WHAT TO PRODUCE:
Send each entry back exactly as given, pictures excluded.

DATA TO PROCESS:
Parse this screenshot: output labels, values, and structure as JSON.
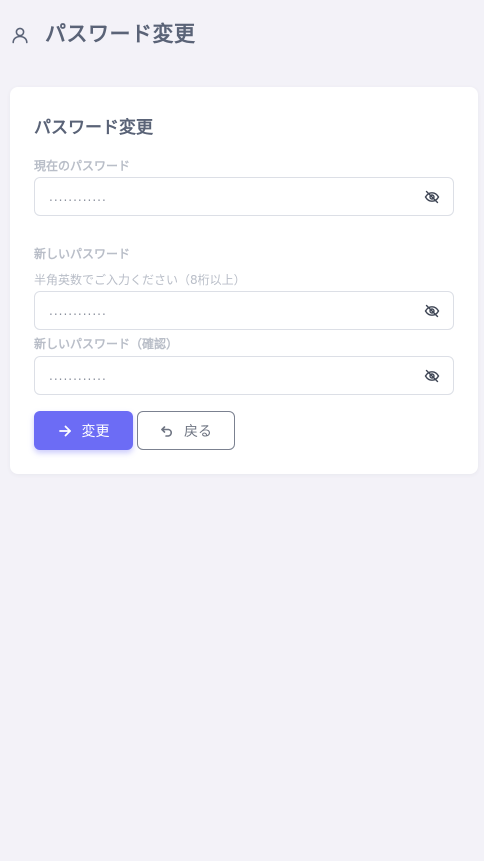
{
  "header": {
    "title": "パスワード変更",
    "icon": "user-icon"
  },
  "form": {
    "card_title": "パスワード変更",
    "current_password": {
      "label": "現在のパスワード",
      "value": "............",
      "toggle_icon": "eye-off-icon"
    },
    "new_password": {
      "label": "新しいパスワード",
      "hint": "半角英数でご入力ください（8桁以上）",
      "value": "............",
      "toggle_icon": "eye-off-icon"
    },
    "confirm_password": {
      "label": "新しいパスワード（確認）",
      "value": "............",
      "toggle_icon": "eye-off-icon"
    }
  },
  "actions": {
    "submit_label": "変更",
    "submit_icon": "arrow-right-icon",
    "back_label": "戻る",
    "back_icon": "undo-icon"
  },
  "colors": {
    "background": "#f3f2f8",
    "primary": "#6c6cf5",
    "card": "#ffffff"
  }
}
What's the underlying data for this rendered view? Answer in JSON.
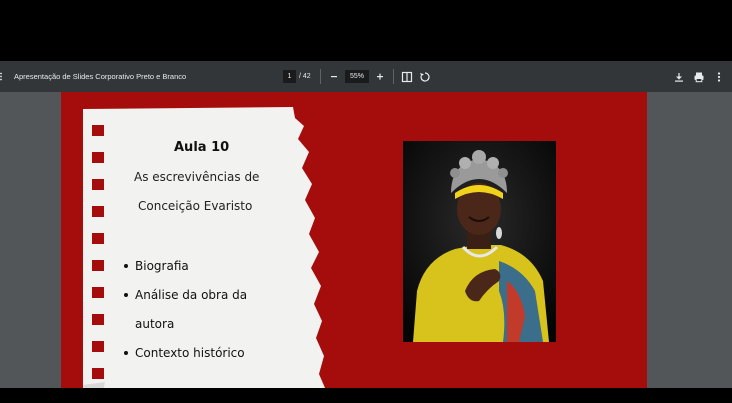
{
  "pdf_viewer": {
    "document_title": "Apresentação de Slides Corporativo Preto e Branco",
    "current_page": "1",
    "total_pages": "/ 42",
    "zoom_level": "55%",
    "zoom_out_icon": "minus-icon",
    "zoom_in_icon": "plus-icon",
    "menu_icon": "hamburger-icon",
    "fit_icon": "fit-page-icon",
    "rotate_icon": "rotate-icon",
    "download_icon": "download-icon",
    "print_icon": "print-icon",
    "more_icon": "more-vert-icon"
  },
  "slide": {
    "title": "Aula 10",
    "subtitle_line1": "As escrevivências de",
    "subtitle_line2": "Conceição Evaristo",
    "bullets": [
      {
        "text": "Biografia"
      },
      {
        "text": "Análise da obra da"
      },
      {
        "text": "autora"
      },
      {
        "text": "Contexto histórico"
      }
    ],
    "photo_alt": "portrait-photo"
  },
  "colors": {
    "slide_background": "#a50d0d",
    "toolbar": "#323639",
    "viewer_background": "#525659",
    "paper": "#f2f2f0"
  }
}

ANSWER BELOW:
Parse this screenshot: output labels, values, and structure as JSON.
{
  "header": {
    "title": "パスワード変更",
    "icon": "user-icon"
  },
  "form": {
    "card_title": "パスワード変更",
    "current_password": {
      "label": "現在のパスワード",
      "value": "............",
      "toggle_icon": "eye-off-icon"
    },
    "new_password": {
      "label": "新しいパスワード",
      "hint": "半角英数でご入力ください（8桁以上）",
      "value": "............",
      "toggle_icon": "eye-off-icon"
    },
    "confirm_password": {
      "label": "新しいパスワード（確認）",
      "value": "............",
      "toggle_icon": "eye-off-icon"
    }
  },
  "actions": {
    "submit_label": "変更",
    "submit_icon": "arrow-right-icon",
    "back_label": "戻る",
    "back_icon": "undo-icon"
  },
  "colors": {
    "background": "#f3f2f8",
    "primary": "#6c6cf5",
    "card": "#ffffff"
  }
}
What's the underlying data for this rendered view? Answer in JSON.
{
  "pdf_viewer": {
    "document_title": "Apresentação de Slides Corporativo Preto e Branco",
    "current_page": "1",
    "total_pages": "/ 42",
    "zoom_level": "55%",
    "zoom_out_icon": "minus-icon",
    "zoom_in_icon": "plus-icon",
    "menu_icon": "hamburger-icon",
    "fit_icon": "fit-page-icon",
    "rotate_icon": "rotate-icon",
    "download_icon": "download-icon",
    "print_icon": "print-icon",
    "more_icon": "more-vert-icon"
  },
  "slide": {
    "title": "Aula 10",
    "subtitle_line1": "As escrevivências de",
    "subtitle_line2": "Conceição Evaristo",
    "bullets": [
      {
        "text": "Biografia"
      },
      {
        "text": "Análise da obra da"
      },
      {
        "text": "autora"
      },
      {
        "text": "Contexto histórico"
      }
    ],
    "photo_alt": "portrait-photo"
  },
  "colors": {
    "slide_background": "#a50d0d",
    "toolbar": "#323639",
    "viewer_background": "#525659",
    "paper": "#f2f2f0"
  }
}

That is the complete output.